#### Job A:
Answer these from the Commonwealth Games results thread:
(i) In the first post's ranking-round list, what place is the WC team in?
(ii) Which three archers does the post from TeneX say advanced to the quarter finals?
(iii) How many archers does the final post say are competing?
#### Job B:
Copy out the part of the Commonwealth Games results thread starting with "## NockOn (Feb" and going on through "up going forward!!".

#### Document extract:
# Commonwealth Games results



## Stash (Jun 1, 2002)

Canadians after ranking round (all archers and teams will advance to eliminations) - double 70M

Full results here http://www.archery.org/

MC
7 Fagan 699
11 Scleppe 696
24 Cameron 684
Team is in 5th

WC
1 Jones 698
7 Wallace 686
9 Bouffard-Demers 681
Team is in 1st

MR
3 Lyon 673
5 Duenas 663
22 MacDonald 631
Team is in 4th

WR
10 MacDougall 614
14 Vrakking 598
20 Beaudet 574
Team is in 6th


----------



## NockOn (Feb 24, 2003)

Nice, the WC are doing really well...


----------



## bigdawg (Feb 26, 2003)

What about the 3rd and 5th in MR? lol. That is awesome too. And the scores Andrew Fagan and Michael shot in Mens Compound is amazing!! Alana shot awesome too!!! Most of our Canadians have had a very strong ranking round and we should be proud of them all!!! Congrats to all that went! Keep it up going forward!!


----------



## SpOtFyRe (Apr 9, 2007)

Congrats to all competitors!!!

Way to go!!!

:canada:


----------



## cc46 (Jan 22, 2005)

good luck in the matches! game face now..


----------



## TeneX (Mar 24, 2003)

The good showing continues!

Doris, Jay and Kateri have all advanced to the quarter finals! 

Keep up the good work everyone! 
We are all cheering for you!

Allan


----------



## Stash (Jun 1, 2002)

I hate to sound negative, but I find that a bit disappointing, and I'm sure the team members feel the same. I was expecting more of our archers to advance. Some did shoot very well and just got beaten, but there were some sub-par performances as well.

Big hopes for the team rounds! :canada::canada::canada:




(Go ahead and bash me for that - I sucked as badly as anyone when I was on our teams back in the old days :embarra)


----------



## bigdawg (Feb 26, 2003)

There may have been some sub par performances, but not as many as you make it sound. We have 12 archers competing. Start with Mens Recurve. Jay is still shooting. Crispin shot a good first match and a decent 2nd match, but lost to a very strong shooter. Hugh was very ill and chose to go out and try and get better for the team. Nothing really wrong there. Next is Recurve Women. Marie Pier was a dissapointment as I felt she was the strongest going into this. Now before we judge her, was she ill? I don't know. If she is as Ill as Hugh is now, that is a good reason why she never performed like she could have. Kateri has shot very well and we should all be proud. Alana shot alright and lost to somebody seeded higher than her. Nothing wrong there. So far I only see one disappointment, which might be justified later.

Now Compound Women. Doris is shooting lights out amazing. Camille shot well and lost in a shootoff. Oh well, came down to one arrow. Tough break and it happens to everybody. Ashley Wallace shot amazing and got a bad break. I find it hard to beat somebody who is shooting average 58's. Smoked her first match and in the 2nd match got a bad break. Very hard for somebody to beat back to back 58's, but it happened. Very proud of her shooting. Finally Compound Men. Michael Schleppe shot very well. He came across the last World Cup stage winner. Got beat by 1 point on each end. It sucks, what can you do. Scores were good and he should be proud. Andrew Fagan, same thing. Shot very well and had one not so great end (56) but lost to a 60 when he shot a 59. Tough break. Nothing to be disappointed with there. He should be proud. Nathan I thought could have performed better, but I am still proud he stood up and filled the spots of the two archers who dropped out.

#### Dataset:
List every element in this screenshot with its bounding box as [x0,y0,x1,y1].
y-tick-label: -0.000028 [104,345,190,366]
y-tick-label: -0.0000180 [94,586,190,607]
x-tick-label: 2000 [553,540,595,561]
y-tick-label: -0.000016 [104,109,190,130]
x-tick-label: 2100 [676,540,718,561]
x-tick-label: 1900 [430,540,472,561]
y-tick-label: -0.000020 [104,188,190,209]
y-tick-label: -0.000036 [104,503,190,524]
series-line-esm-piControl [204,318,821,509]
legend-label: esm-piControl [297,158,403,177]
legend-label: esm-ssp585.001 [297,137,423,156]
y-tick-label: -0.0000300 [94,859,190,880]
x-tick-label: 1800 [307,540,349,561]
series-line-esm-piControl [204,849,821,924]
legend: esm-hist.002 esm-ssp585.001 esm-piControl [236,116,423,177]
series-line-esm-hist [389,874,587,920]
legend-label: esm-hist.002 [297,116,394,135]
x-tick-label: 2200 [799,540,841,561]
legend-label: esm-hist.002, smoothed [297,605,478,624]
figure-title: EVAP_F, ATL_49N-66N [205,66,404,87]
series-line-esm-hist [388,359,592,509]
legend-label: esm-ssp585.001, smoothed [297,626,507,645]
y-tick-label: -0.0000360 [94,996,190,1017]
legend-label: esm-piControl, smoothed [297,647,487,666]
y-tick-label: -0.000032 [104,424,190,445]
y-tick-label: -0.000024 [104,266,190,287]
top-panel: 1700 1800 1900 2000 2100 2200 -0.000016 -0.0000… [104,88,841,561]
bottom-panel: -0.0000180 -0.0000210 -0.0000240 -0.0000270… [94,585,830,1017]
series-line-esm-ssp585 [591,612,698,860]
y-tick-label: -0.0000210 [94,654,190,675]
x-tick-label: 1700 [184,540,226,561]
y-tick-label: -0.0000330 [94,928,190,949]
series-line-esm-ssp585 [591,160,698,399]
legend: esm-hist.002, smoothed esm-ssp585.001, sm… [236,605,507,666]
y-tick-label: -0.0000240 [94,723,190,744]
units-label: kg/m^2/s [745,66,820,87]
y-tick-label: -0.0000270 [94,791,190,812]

#### Expected output A:
(i) 1st
(ii) Doris, Jay and Kateri
(iii) 12

#### Expected output B:
## NockOn (Feb 24, 2003)

Nice, the WC are doing really well...


----------



## bigdawg (Feb 26, 2003)

What about the 3rd and 5th in MR? lol. That is awesome too. And the scores Andrew Fagan and Michael shot in Mens Compound is amazing!! Alana shot awesome too!!! Most of our Canadians have had a very strong ranking round and we should be proud of them all!!! Congrats to all that went! Keep it up going forward!!